§ **Exercise input**
•••••

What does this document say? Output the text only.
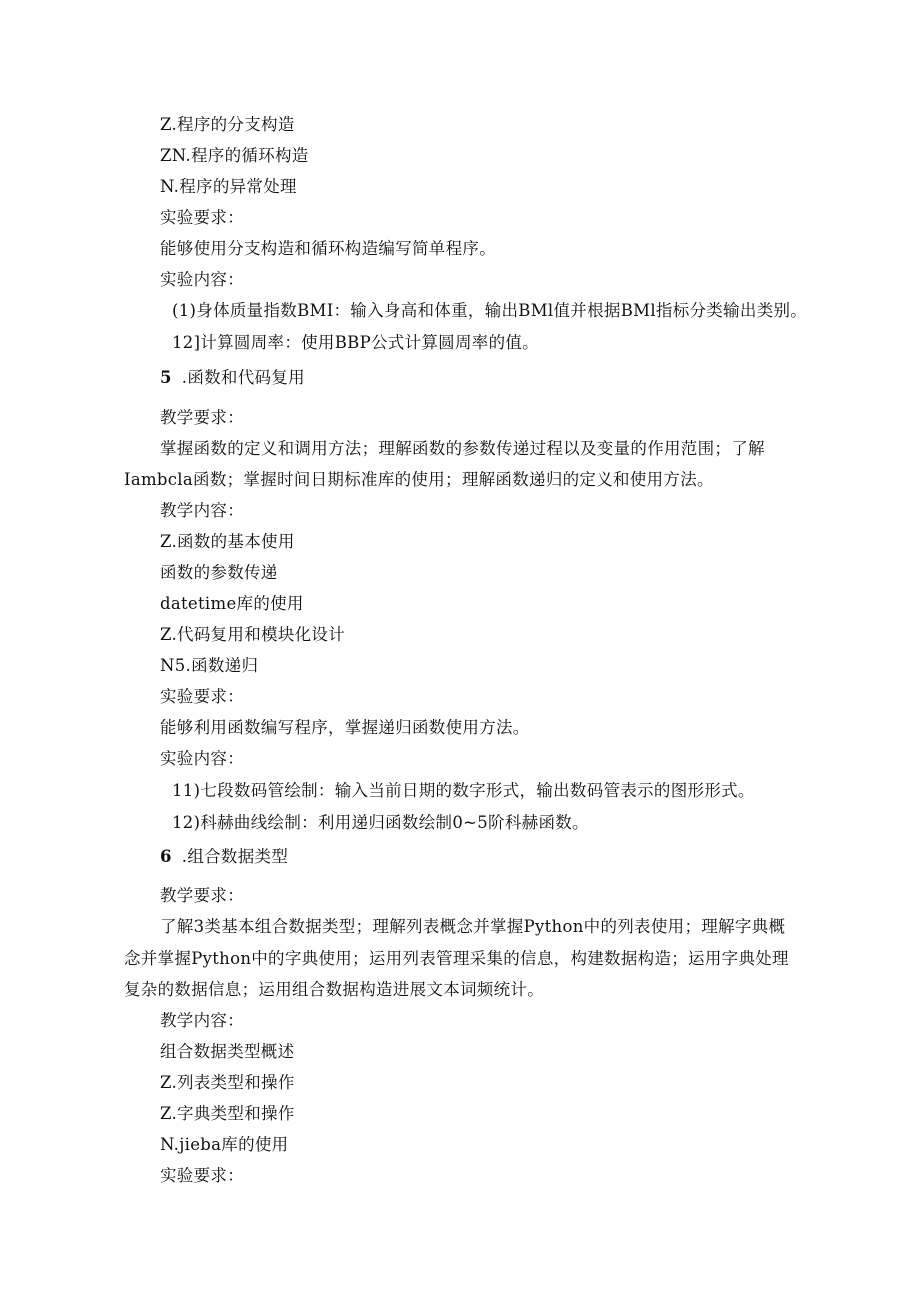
Z.程序的分支构造
ZN.程序的循环构造
N.程序的异常处理
实验要求：
能够使用分支构造和循环构造编写简单程序。
实验内容：
(1)身体质量指数BMI：输入身高和体重，输出BMl值并根据BMl指标分类输出类别。
12]计算圆周率：使用BBP公式计算圆周率的值。
5 .函数和代码复用
教学要求：
掌握函数的定义和调用方法；理解函数的参数传递过程以及变量的作用范围；了解
Iambcla函数；掌握时间日期标准库的使用；理解函数递归的定义和使用方法。
教学内容：
Z.函数的基本使用
函数的参数传递
datetime库的使用
Z.代码复用和模块化设计
N5.函数递归
实验要求：
能够利用函数编写程序，掌握递归函数使用方法。
实验内容：
11)七段数码管绘制：输入当前日期的数字形式，输出数码管表示的图形形式。
12)科赫曲线绘制：利用递归函数绘制0~5阶科赫函数。
6 .组合数据类型
教学要求：
了解3类基本组合数据类型；理解列表概念并掌握Python中的列表使用；理解字典概
念并掌握Python中的字典使用；运用列表管理采集的信息，构建数据构造；运用字典处理
复杂的数据信息；运用组合数据构造进展文本词频统计。
教学内容：
组合数据类型概述
Z.列表类型和操作
Z.字典类型和操作
N.jieba库的使用
实验要求：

•••••

§ **Problem**
Above are records with pictures; repeat the records exactly and leave the pictures out.

§ **Exercise solution**
What does this document say? Output the text only.
Z.程序的分支构造
ZN.程序的循环构造
N.程序的异常处理
实验要求：
能够使用分支构造和循环构造编写简单程序。
实验内容：
(1)身体质量指数BMI：输入身高和体重，输出BMl值并根据BMl指标分类输出类别。
12]计算圆周率：使用BBP公式计算圆周率的值。
5 .函数和代码复用
教学要求：
掌握函数的定义和调用方法；理解函数的参数传递过程以及变量的作用范围；了解
Iambcla函数；掌握时间日期标准库的使用；理解函数递归的定义和使用方法。
教学内容：
Z.函数的基本使用
函数的参数传递
datetime库的使用
Z.代码复用和模块化设计
N5.函数递归
实验要求：
能够利用函数编写程序，掌握递归函数使用方法。
实验内容：
11)七段数码管绘制：输入当前日期的数字形式，输出数码管表示的图形形式。
12)科赫曲线绘制：利用递归函数绘制0~5阶科赫函数。
6 .组合数据类型
教学要求：
了解3类基本组合数据类型；理解列表概念并掌握Python中的列表使用；理解字典概
念并掌握Python中的字典使用；运用列表管理采集的信息，构建数据构造；运用字典处理
复杂的数据信息；运用组合数据构造进展文本词频统计。
教学内容：
组合数据类型概述
Z.列表类型和操作
Z.字典类型和操作
N.jieba库的使用
实验要求：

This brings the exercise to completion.